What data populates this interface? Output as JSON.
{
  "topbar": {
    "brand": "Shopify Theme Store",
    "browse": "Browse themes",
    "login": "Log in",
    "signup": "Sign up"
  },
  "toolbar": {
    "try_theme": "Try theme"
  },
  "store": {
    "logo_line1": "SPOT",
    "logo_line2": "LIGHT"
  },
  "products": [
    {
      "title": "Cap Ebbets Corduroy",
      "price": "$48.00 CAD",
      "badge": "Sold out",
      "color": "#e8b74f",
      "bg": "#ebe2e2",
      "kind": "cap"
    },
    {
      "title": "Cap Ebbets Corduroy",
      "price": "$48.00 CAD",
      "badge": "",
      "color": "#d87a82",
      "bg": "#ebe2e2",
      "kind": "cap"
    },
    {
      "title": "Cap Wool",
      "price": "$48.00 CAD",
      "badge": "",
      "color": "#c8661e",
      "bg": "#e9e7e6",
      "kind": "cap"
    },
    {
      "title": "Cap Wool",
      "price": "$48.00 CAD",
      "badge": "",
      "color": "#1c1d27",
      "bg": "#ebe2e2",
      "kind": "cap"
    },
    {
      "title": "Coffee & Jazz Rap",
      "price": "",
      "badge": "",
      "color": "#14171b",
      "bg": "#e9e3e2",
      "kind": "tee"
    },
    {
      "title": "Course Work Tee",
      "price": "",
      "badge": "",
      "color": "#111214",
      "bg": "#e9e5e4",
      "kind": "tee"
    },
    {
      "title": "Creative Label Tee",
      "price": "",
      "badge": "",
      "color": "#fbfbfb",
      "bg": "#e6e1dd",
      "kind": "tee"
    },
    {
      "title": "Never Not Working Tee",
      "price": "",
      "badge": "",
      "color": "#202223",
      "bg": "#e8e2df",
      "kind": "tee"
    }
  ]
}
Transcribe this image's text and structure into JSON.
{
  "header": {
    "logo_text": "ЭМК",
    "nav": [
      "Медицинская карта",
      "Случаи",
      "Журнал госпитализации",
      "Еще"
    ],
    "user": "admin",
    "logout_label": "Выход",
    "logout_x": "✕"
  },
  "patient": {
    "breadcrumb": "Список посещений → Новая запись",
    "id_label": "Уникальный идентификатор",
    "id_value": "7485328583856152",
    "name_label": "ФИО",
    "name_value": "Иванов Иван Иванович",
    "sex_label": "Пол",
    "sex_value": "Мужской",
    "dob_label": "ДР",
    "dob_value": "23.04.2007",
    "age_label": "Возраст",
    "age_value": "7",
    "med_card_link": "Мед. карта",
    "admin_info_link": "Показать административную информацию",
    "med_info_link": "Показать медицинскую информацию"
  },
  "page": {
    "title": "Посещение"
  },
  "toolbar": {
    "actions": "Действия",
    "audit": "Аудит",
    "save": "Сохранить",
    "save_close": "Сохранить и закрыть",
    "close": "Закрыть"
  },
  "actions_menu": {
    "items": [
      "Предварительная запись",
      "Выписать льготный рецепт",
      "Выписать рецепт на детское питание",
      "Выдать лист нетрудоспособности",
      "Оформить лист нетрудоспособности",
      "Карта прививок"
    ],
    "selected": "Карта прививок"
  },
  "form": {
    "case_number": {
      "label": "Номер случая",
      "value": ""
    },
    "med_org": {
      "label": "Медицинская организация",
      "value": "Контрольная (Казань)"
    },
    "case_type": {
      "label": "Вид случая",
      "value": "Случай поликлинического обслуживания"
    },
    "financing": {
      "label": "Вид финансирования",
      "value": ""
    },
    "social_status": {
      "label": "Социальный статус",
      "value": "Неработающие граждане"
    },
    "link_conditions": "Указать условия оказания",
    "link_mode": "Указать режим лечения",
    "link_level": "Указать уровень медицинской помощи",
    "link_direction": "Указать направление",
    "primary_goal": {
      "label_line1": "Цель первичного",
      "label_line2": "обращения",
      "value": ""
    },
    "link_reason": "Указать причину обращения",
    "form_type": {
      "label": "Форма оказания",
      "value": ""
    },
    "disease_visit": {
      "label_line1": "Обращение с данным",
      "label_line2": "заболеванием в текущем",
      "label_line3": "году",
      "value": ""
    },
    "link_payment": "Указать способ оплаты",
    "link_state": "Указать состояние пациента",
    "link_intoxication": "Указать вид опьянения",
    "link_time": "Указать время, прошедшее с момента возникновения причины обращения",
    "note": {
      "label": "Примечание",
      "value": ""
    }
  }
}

**Exercise brief:** Find the word "информацию" in the material, then list each line that holds it.

**Correct answer:**
    "admin_info_link": "Показать административную информацию",
    "med_info_link": "Показать медицинскую информацию"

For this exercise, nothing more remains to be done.